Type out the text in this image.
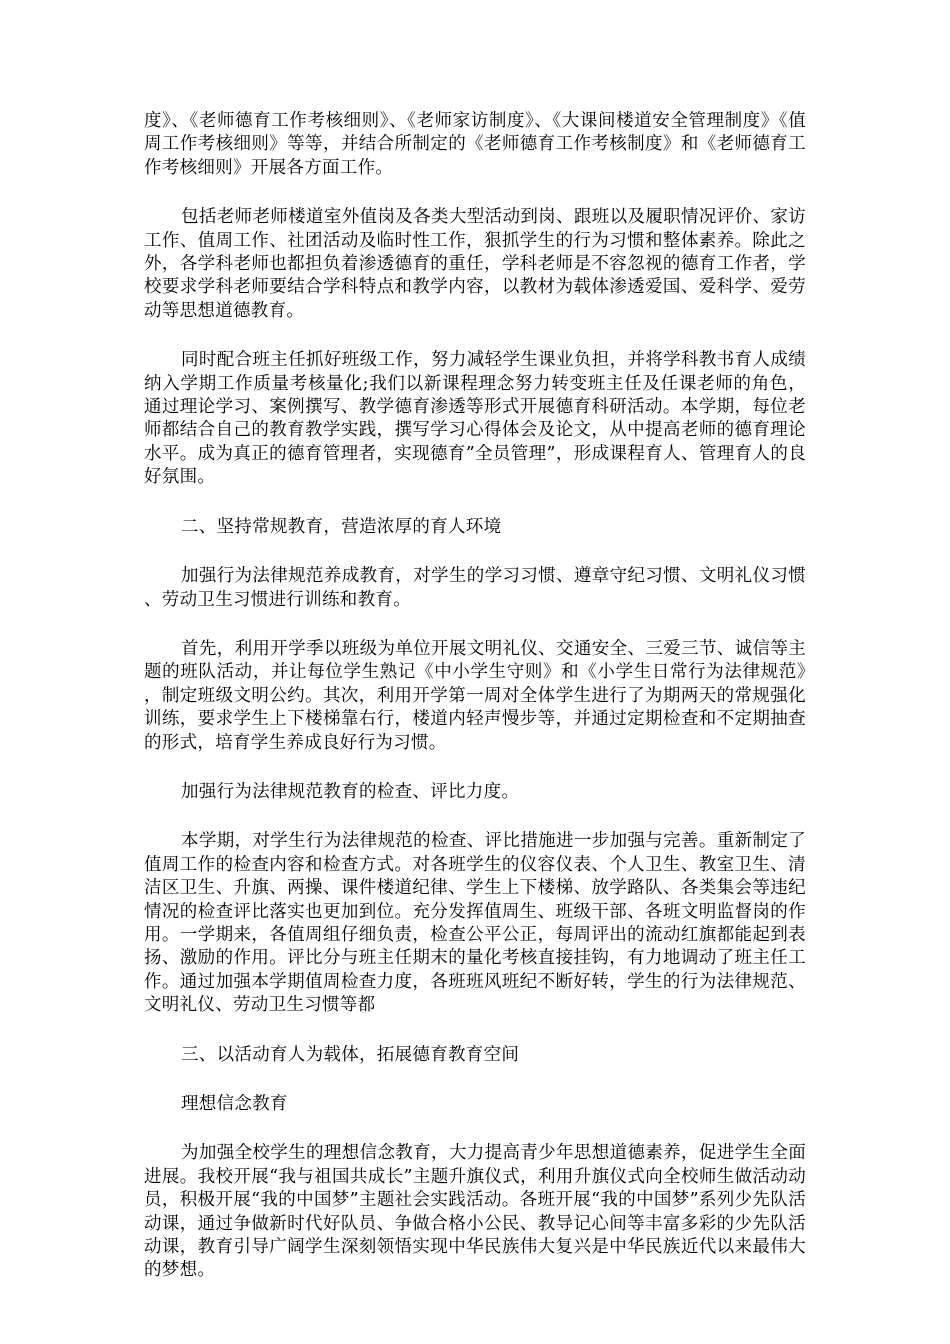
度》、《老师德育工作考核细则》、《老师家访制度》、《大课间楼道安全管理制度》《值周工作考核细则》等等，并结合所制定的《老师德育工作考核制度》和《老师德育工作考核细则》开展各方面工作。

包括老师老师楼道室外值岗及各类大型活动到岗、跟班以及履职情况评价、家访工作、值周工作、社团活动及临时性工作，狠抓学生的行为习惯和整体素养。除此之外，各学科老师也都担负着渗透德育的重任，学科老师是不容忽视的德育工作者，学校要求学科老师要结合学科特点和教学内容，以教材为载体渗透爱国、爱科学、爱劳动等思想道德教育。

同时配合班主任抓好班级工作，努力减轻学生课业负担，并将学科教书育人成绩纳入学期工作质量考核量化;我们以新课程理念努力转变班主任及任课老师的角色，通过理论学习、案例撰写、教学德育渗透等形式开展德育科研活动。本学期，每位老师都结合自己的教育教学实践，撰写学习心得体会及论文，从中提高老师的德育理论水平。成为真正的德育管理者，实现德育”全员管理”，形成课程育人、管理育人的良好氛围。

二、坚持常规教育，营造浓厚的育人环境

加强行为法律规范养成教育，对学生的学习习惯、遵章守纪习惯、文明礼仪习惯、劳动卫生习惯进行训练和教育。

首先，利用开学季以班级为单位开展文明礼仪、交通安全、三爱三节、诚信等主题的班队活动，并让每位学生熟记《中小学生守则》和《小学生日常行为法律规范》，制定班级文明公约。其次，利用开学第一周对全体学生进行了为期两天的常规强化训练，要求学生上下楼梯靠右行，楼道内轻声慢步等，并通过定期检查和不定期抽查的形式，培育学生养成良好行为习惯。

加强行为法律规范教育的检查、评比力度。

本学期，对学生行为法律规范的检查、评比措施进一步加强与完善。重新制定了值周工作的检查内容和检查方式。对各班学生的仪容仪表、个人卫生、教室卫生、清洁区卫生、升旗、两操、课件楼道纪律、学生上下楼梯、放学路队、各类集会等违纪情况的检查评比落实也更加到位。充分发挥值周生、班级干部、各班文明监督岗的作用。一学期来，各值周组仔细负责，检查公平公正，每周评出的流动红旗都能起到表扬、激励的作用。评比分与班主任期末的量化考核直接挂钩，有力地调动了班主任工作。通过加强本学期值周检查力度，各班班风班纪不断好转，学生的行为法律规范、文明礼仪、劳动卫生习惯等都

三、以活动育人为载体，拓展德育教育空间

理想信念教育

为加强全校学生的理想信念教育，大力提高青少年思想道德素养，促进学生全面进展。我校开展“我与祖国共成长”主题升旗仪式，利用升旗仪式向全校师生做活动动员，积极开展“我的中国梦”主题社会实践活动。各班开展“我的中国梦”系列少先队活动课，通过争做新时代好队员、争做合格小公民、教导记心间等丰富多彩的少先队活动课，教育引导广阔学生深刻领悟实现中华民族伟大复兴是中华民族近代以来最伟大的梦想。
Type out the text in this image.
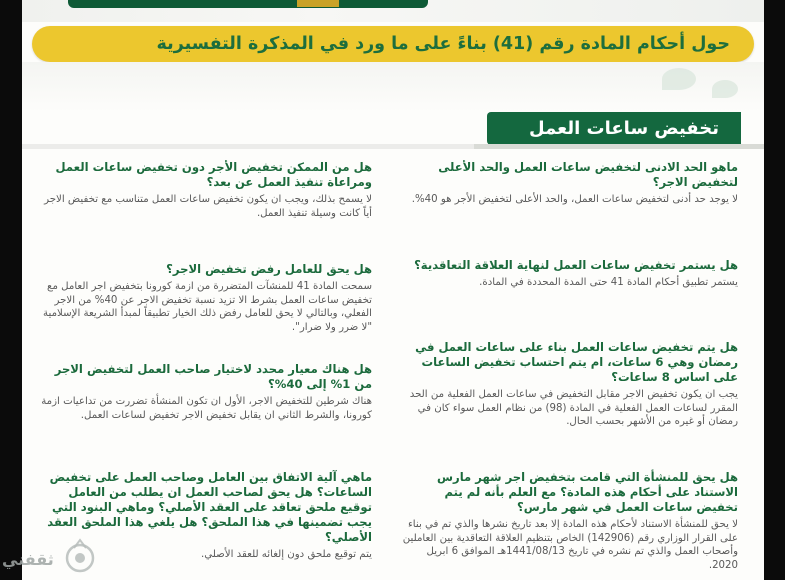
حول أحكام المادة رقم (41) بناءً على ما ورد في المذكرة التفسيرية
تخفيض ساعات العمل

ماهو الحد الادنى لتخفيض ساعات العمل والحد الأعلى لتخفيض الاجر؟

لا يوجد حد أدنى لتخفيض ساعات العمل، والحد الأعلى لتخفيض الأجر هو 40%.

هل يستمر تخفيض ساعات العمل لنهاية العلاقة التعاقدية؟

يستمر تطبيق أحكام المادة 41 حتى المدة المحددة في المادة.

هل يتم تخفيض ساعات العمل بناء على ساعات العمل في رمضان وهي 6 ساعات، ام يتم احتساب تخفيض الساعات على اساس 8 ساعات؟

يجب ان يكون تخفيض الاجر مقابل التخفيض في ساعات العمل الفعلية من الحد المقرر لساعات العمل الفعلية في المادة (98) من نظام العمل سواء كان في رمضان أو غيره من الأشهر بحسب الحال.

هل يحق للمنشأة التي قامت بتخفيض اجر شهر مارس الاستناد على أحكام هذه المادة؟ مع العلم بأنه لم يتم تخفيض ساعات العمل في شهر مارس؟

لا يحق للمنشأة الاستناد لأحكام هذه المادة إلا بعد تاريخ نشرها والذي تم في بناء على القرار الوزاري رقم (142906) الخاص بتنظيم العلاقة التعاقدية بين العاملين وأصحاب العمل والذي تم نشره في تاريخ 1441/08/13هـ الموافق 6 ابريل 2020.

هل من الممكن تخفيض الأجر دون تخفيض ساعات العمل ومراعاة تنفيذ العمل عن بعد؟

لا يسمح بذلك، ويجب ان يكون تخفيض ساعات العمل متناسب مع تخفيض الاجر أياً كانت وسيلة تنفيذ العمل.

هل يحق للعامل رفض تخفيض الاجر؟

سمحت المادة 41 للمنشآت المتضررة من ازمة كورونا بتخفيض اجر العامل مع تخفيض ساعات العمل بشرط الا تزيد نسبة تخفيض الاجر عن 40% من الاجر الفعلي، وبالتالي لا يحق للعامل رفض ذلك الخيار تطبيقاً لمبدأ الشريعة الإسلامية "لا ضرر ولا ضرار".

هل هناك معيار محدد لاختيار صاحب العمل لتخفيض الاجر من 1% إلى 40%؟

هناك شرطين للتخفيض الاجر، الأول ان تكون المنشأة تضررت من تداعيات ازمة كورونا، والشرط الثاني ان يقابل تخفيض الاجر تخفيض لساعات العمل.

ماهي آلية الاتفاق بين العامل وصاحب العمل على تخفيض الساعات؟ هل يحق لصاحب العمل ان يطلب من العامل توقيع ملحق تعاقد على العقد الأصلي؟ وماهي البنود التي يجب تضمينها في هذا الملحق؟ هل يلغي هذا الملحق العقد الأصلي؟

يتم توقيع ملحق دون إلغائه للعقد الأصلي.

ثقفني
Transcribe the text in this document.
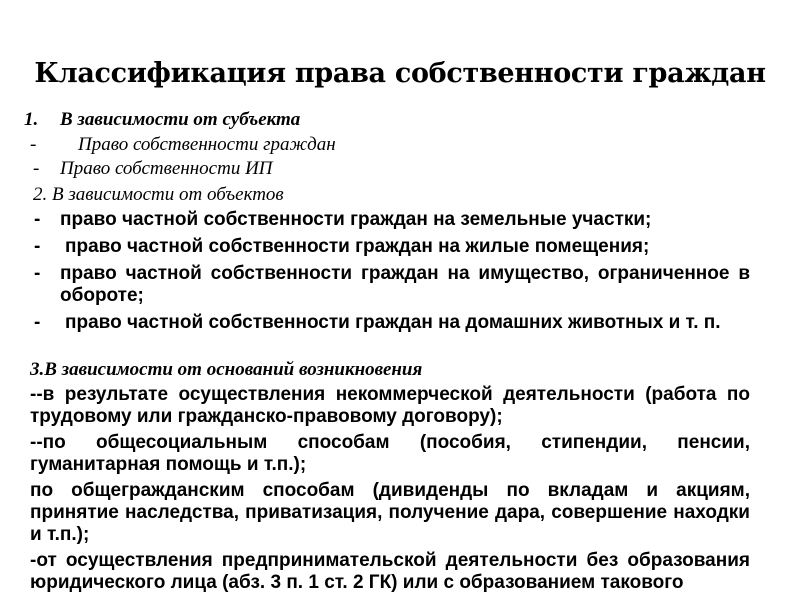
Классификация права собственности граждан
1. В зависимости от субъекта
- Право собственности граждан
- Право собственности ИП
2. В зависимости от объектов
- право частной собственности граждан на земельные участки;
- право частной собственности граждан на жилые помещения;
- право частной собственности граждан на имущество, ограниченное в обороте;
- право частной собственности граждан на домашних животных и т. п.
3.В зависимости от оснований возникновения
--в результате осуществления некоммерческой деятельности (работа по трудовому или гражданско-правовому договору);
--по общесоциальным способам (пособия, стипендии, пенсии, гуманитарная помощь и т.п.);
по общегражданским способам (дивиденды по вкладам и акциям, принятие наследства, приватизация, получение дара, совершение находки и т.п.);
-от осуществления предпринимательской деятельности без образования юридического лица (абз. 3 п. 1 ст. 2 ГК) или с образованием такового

◆ **AIM**
Gather each line in these records that contains the string "العلاقة".

◆ **ANSWER IN FULL**
هل يستمر تخفيض ساعات العمل لنهاية العلاقة التعاقدية؟
لا يحق للمنشأة الاستناد لأحكام هذه المادة إلا بعد تاريخ نشرها والذي تم في بناء على القرار الوزاري رقم (142906) الخاص بتنظيم العلاقة التعاقدية بين العاملين وأصحاب العمل والذي تم نشره في تاريخ 1441/08/13هـ الموافق 6 ابريل 2020.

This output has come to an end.